§ **BRIEF**:
Return each line of the records holding the string "from".

>> BEGIN

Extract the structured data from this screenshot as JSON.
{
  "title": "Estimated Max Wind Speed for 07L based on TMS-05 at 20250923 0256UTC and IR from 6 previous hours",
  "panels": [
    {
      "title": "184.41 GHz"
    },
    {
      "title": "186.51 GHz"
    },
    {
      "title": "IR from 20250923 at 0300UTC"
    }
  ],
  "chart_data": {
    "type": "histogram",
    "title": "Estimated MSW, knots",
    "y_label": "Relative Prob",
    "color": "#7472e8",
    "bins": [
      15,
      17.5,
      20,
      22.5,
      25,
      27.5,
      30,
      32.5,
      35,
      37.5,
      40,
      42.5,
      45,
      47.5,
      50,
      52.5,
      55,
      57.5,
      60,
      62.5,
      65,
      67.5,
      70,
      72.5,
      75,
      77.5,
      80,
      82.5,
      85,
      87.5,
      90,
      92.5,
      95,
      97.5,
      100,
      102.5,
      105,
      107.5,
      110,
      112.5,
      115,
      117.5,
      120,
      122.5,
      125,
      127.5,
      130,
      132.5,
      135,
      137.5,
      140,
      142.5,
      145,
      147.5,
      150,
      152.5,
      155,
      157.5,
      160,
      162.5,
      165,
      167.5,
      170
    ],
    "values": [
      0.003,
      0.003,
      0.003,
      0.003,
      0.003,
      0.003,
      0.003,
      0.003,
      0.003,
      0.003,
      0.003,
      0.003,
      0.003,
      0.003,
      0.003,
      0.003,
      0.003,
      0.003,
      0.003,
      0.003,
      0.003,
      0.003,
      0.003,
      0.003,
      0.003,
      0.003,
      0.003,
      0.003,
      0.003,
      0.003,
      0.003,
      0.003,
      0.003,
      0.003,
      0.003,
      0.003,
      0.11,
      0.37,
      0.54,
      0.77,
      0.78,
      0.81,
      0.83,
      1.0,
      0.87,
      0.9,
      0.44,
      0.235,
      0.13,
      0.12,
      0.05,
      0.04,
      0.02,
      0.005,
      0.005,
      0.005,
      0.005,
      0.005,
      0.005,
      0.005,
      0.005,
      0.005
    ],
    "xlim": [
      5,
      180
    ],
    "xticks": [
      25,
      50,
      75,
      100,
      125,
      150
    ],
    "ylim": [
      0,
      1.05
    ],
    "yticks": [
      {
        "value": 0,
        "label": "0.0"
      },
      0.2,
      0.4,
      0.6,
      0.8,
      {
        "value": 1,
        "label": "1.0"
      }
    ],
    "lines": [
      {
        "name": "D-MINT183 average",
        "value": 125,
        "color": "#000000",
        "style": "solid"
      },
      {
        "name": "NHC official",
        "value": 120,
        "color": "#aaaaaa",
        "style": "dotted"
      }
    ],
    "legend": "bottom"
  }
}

>> END

§ **WRITTEN SOLUTION**:
Extract the structured data from this screenshot as JSON.
  "title": "Estimated Max Wind Speed for 07L based on TMS-05 at 20250923 0256UTC and IR from 6 previous hours",
      "title": "IR from 20250923 at 0300UTC"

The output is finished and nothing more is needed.